# Task goal:
Make an exact copy of all the entries, with the pictures left out.

# Excerpted data:
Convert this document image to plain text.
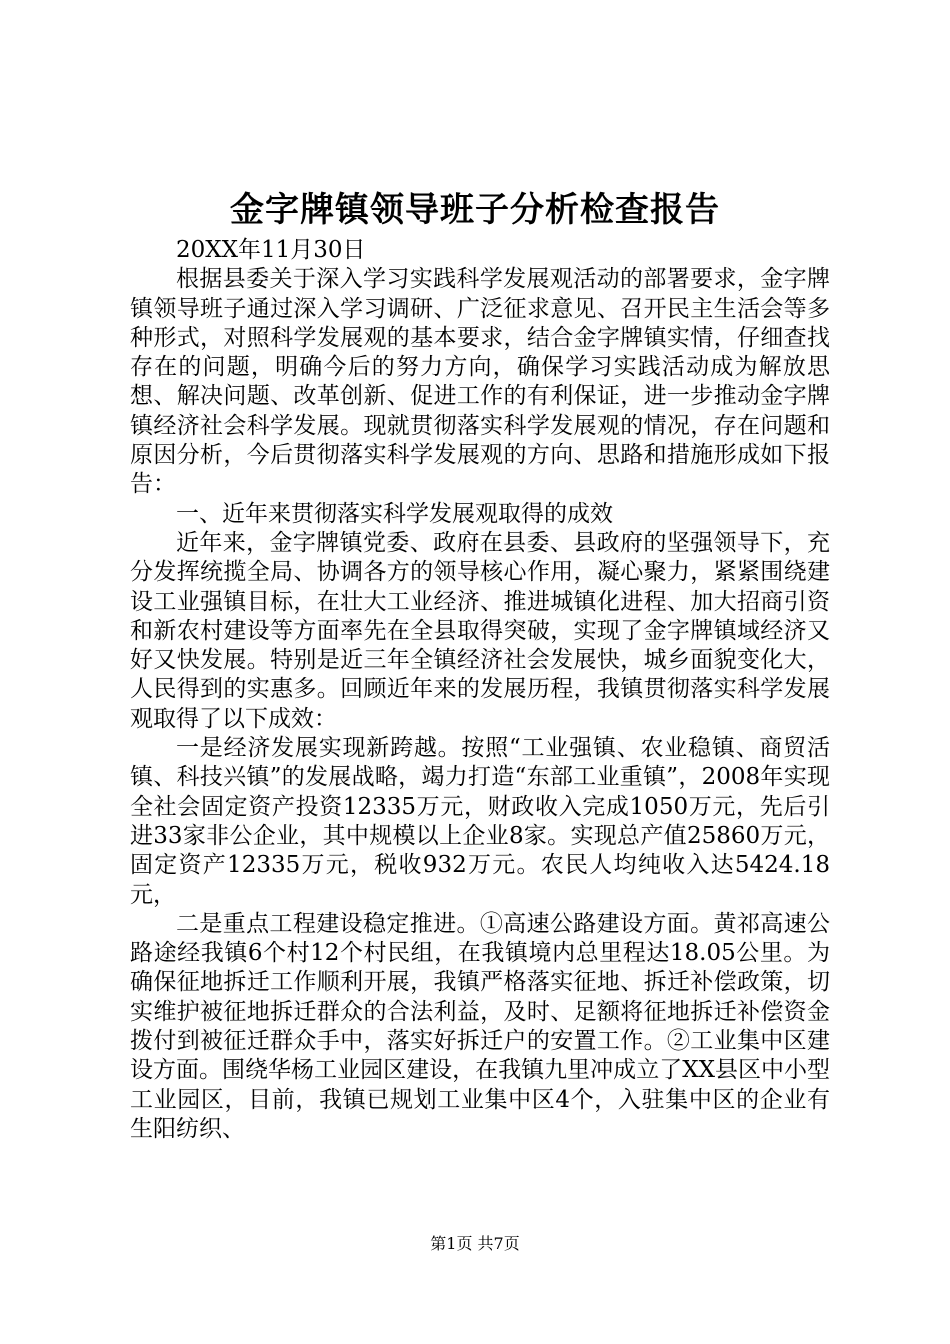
金字牌镇领导班子分析检查报告

20XX年11月30日

根据县委关于深入学习实践科学发展观活动的部署要求，金字牌镇领导班子通过深入学习调研、广泛征求意见、召开民主生活会等多种形式，对照科学发展观的基本要求，结合金字牌镇实情，仔细查找存在的问题，明确今后的努力方向，确保学习实践活动成为解放思想、解决问题、改革创新、促进工作的有利保证，进一步推动金字牌镇经济社会科学发展。现就贯彻落实科学发展观的情况，存在问题和原因分析，今后贯彻落实科学发展观的方向、思路和措施形成如下报告：

一、近年来贯彻落实科学发展观取得的成效

近年来，金字牌镇党委、政府在县委、县政府的坚强领导下，充分发挥统揽全局、协调各方的领导核心作用，凝心聚力，紧紧围绕建设工业强镇目标，在壮大工业经济、推进城镇化进程、加大招商引资和新农村建设等方面率先在全县取得突破，实现了金字牌镇域经济又好又快发展。特别是近三年全镇经济社会发展快，城乡面貌变化大，人民得到的实惠多。回顾近年来的发展历程，我镇贯彻落实科学发展观取得了以下成效：

一是经济发展实现新跨越。按照“工业强镇、农业稳镇、商贸活镇、科技兴镇”的发展战略，竭力打造“东部工业重镇”，2008年实现全社会固定资产投资12335万元，财政收入完成1050万元，先后引进33家非公企业，其中规模以上企业8家。实现总产值25860万元，固定资产12335万元，税收932万元。农民人均纯收入达5424.18元，

二是重点工程建设稳定推进。①高速公路建设方面。黄祁高速公路途经我镇6个村12个村民组，在我镇境内总里程达18.05公里。为确保征地拆迁工作顺利开展，我镇严格落实征地、拆迁补偿政策，切实维护被征地拆迁群众的合法利益，及时、足额将征地拆迁补偿资金拨付到被征迁群众手中，落实好拆迁户的安置工作。②工业集中区建设方面。围绕华杨工业园区建设，在我镇九里冲成立了XX县区中小型工业园区，目前，我镇已规划工业集中区4个，入驻集中区的企业有生阳纺织、

第1页 共7页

# Result:
Convert this document image to plain text.
金字牌镇领导班子分析检查报告

20XX年11月30日

根据县委关于深入学习实践科学发展观活动的部署要求，金字牌镇领导班子通过深入学习调研、广泛征求意见、召开民主生活会等多种形式，对照科学发展观的基本要求，结合金字牌镇实情，仔细查找存在的问题，明确今后的努力方向，确保学习实践活动成为解放思想、解决问题、改革创新、促进工作的有利保证，进一步推动金字牌镇经济社会科学发展。现就贯彻落实科学发展观的情况，存在问题和原因分析，今后贯彻落实科学发展观的方向、思路和措施形成如下报告：

一、近年来贯彻落实科学发展观取得的成效

近年来，金字牌镇党委、政府在县委、县政府的坚强领导下，充分发挥统揽全局、协调各方的领导核心作用，凝心聚力，紧紧围绕建设工业强镇目标，在壮大工业经济、推进城镇化进程、加大招商引资和新农村建设等方面率先在全县取得突破，实现了金字牌镇域经济又好又快发展。特别是近三年全镇经济社会发展快，城乡面貌变化大，人民得到的实惠多。回顾近年来的发展历程，我镇贯彻落实科学发展观取得了以下成效：

一是经济发展实现新跨越。按照“工业强镇、农业稳镇、商贸活镇、科技兴镇”的发展战略，竭力打造“东部工业重镇”，2008年实现全社会固定资产投资12335万元，财政收入完成1050万元，先后引进33家非公企业，其中规模以上企业8家。实现总产值25860万元，固定资产12335万元，税收932万元。农民人均纯收入达5424.18元，

二是重点工程建设稳定推进。①高速公路建设方面。黄祁高速公路途经我镇6个村12个村民组，在我镇境内总里程达18.05公里。为确保征地拆迁工作顺利开展，我镇严格落实征地、拆迁补偿政策，切实维护被征地拆迁群众的合法利益，及时、足额将征地拆迁补偿资金拨付到被征迁群众手中，落实好拆迁户的安置工作。②工业集中区建设方面。围绕华杨工业园区建设，在我镇九里冲成立了XX县区中小型工业园区，目前，我镇已规划工业集中区4个，入驻集中区的企业有生阳纺织、

第1页 共7页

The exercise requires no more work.